Do this:
Give the count of lines in the data that include "title", with no other words.
■ ■ ■ ■
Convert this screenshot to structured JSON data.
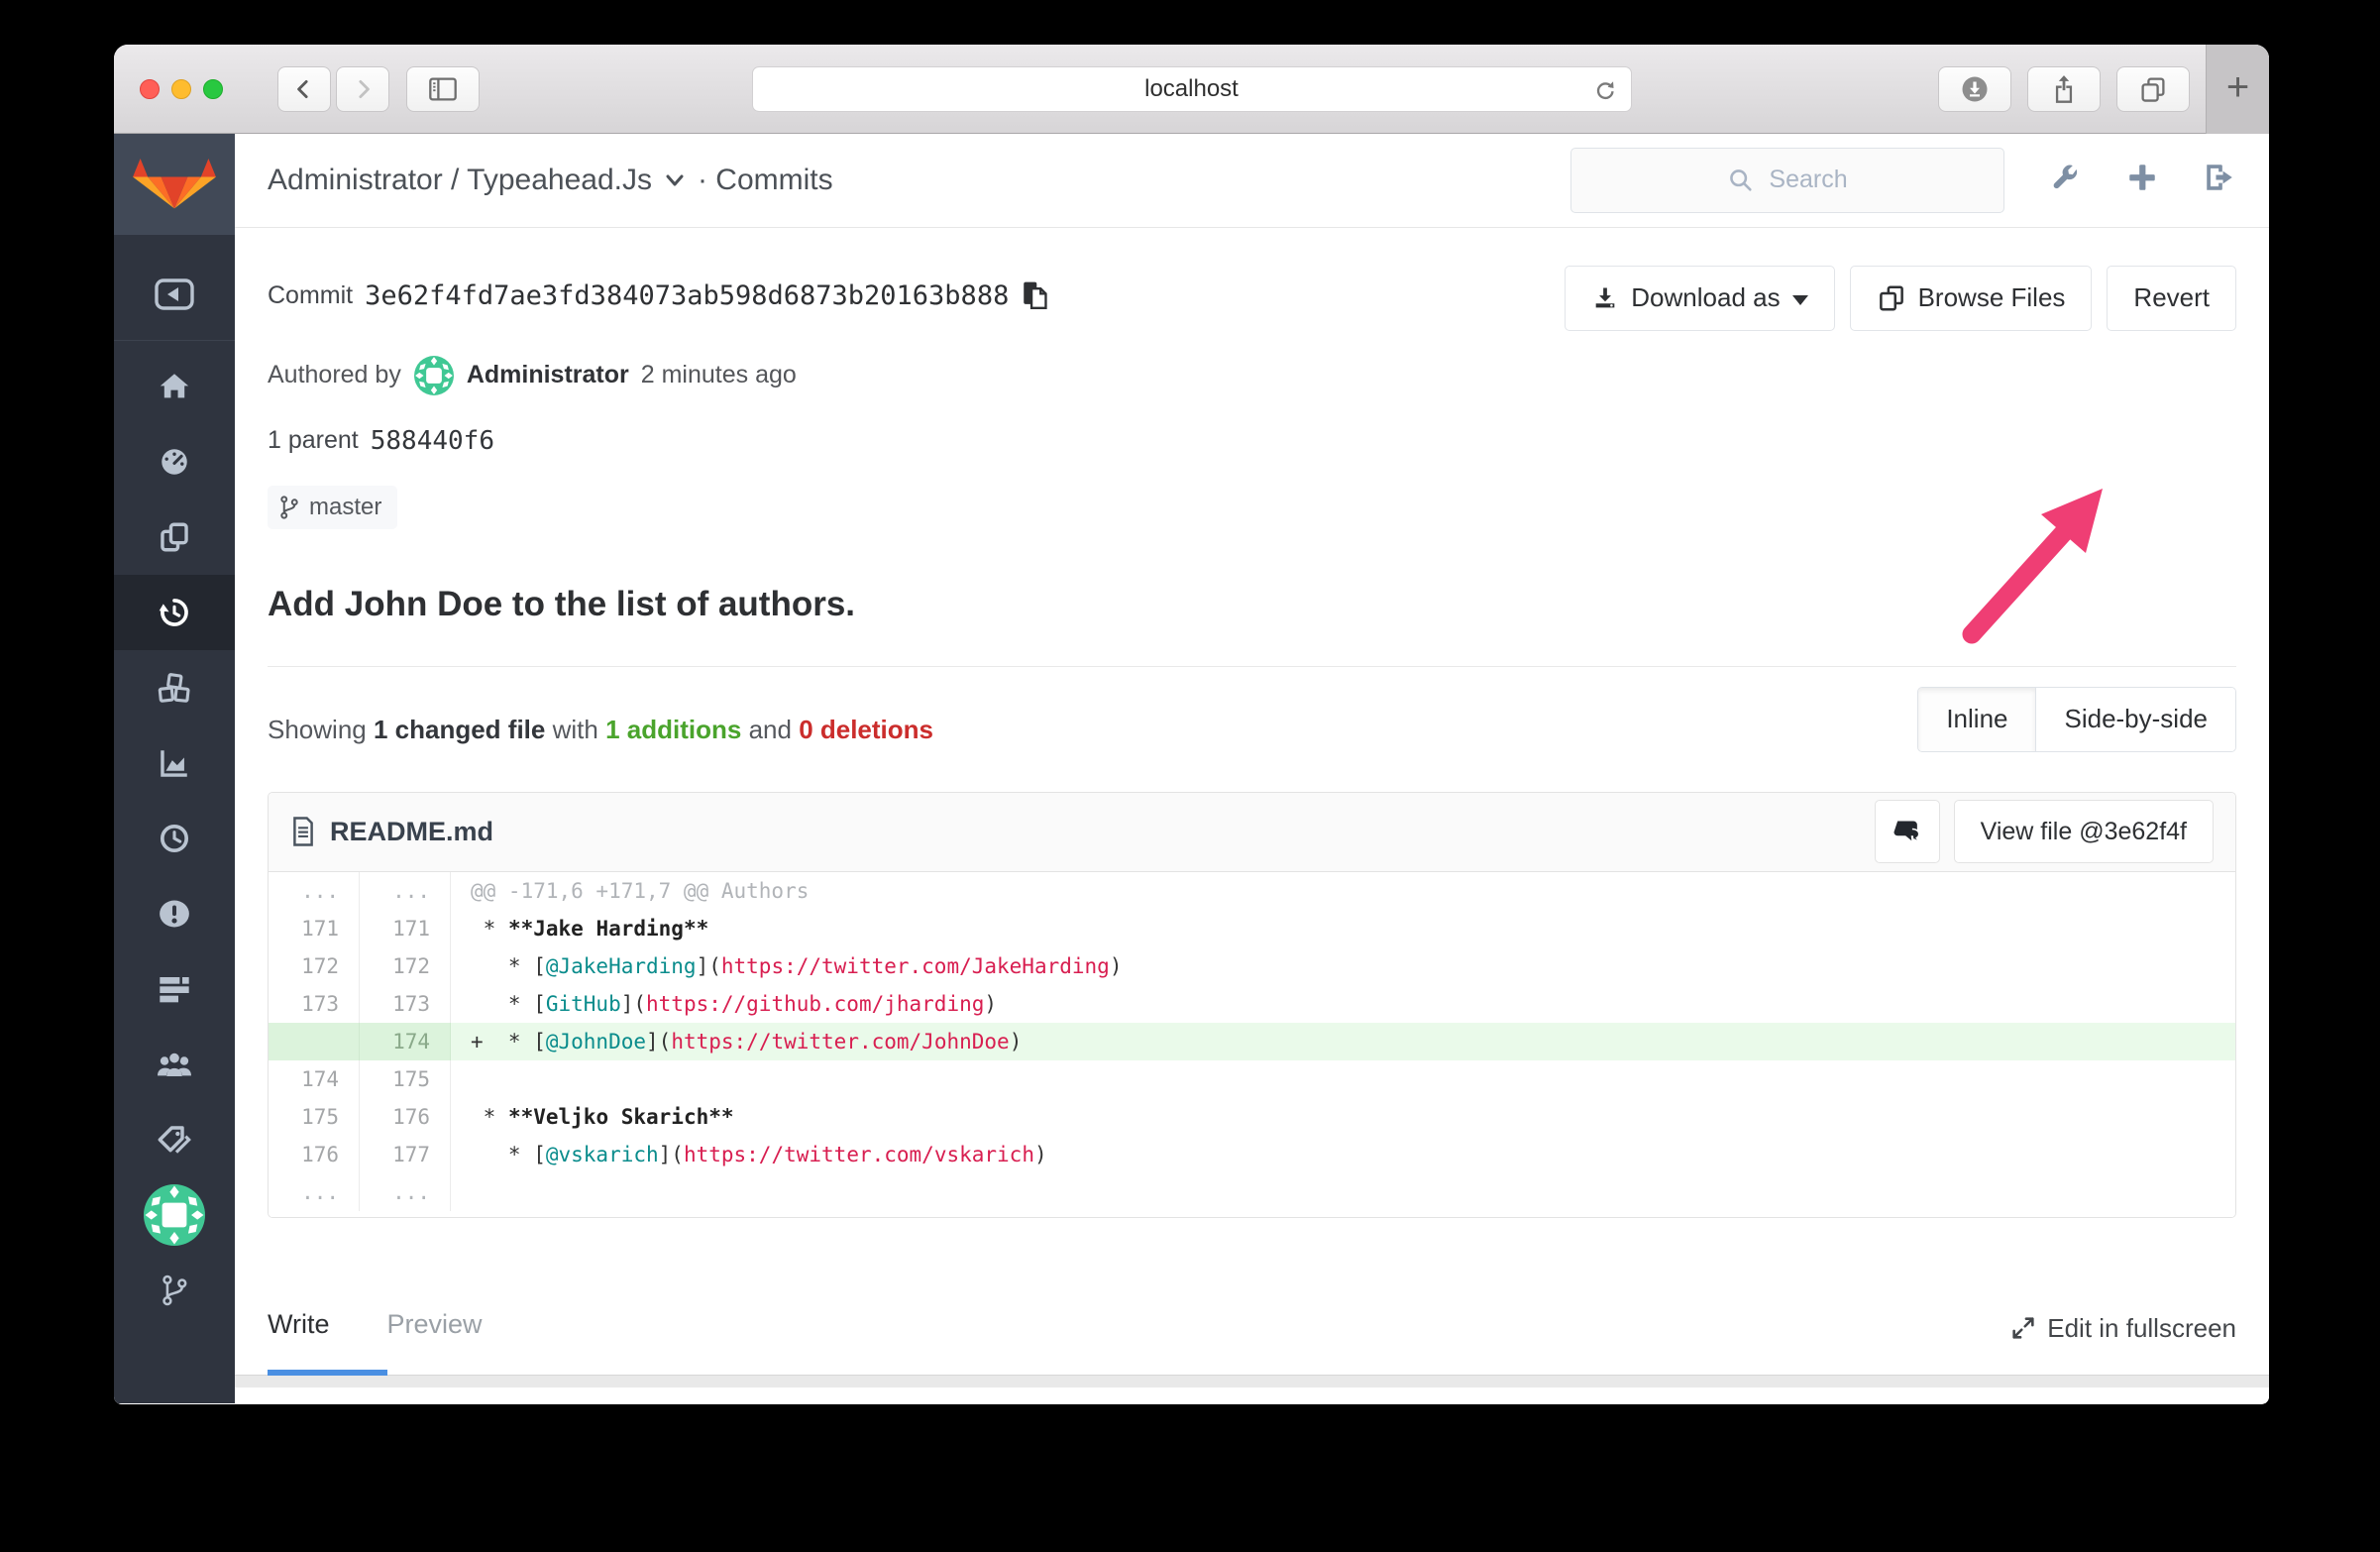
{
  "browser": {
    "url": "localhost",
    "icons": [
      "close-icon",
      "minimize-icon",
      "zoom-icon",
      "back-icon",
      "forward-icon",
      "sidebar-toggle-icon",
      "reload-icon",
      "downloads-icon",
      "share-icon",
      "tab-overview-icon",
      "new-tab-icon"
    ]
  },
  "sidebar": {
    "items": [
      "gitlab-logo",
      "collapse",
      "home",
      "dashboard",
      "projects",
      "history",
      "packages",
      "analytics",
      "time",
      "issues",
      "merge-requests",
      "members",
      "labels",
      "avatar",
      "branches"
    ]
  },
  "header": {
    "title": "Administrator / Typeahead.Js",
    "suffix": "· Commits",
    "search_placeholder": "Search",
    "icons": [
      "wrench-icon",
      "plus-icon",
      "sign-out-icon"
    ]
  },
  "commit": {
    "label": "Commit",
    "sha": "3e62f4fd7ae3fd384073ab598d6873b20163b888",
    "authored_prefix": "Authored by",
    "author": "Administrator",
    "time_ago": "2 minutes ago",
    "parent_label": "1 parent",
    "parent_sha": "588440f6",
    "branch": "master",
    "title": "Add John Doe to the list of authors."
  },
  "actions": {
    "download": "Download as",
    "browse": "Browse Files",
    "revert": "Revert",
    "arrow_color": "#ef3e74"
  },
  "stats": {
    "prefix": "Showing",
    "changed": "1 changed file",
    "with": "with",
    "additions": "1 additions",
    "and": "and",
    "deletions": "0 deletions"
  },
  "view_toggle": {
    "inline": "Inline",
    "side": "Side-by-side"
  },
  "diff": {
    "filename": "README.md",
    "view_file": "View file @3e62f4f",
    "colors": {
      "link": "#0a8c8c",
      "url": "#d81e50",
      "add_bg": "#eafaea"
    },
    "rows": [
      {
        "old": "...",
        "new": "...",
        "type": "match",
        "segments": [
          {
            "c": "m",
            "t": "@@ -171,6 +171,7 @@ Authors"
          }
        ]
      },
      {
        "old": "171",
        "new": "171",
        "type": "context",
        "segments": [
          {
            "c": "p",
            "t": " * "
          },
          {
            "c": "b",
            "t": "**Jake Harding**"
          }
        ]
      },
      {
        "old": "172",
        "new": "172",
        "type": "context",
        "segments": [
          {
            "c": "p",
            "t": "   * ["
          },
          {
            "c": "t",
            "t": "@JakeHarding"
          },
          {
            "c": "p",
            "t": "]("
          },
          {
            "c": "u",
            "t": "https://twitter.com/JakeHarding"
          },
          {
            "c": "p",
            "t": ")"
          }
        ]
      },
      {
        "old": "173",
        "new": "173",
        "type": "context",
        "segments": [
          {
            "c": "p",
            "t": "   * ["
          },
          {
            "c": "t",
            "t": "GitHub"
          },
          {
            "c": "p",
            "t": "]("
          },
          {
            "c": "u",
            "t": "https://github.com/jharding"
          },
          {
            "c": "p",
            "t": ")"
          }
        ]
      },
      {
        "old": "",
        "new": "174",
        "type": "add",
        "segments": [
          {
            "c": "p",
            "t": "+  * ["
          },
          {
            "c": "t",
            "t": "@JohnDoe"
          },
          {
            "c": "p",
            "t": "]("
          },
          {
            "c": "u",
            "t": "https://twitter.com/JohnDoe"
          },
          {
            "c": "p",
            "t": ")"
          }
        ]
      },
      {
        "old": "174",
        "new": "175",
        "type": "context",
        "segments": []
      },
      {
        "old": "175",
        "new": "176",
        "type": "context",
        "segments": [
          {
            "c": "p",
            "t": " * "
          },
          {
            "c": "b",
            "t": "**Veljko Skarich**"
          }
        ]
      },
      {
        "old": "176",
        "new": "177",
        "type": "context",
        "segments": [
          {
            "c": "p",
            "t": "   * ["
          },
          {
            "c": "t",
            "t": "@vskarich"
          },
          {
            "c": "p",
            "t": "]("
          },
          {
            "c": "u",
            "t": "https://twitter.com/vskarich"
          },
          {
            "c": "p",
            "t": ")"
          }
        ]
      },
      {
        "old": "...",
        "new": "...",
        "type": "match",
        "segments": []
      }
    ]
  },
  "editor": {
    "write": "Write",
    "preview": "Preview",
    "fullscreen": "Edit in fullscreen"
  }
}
■ ■ ■ ■
Output for this exercise:
2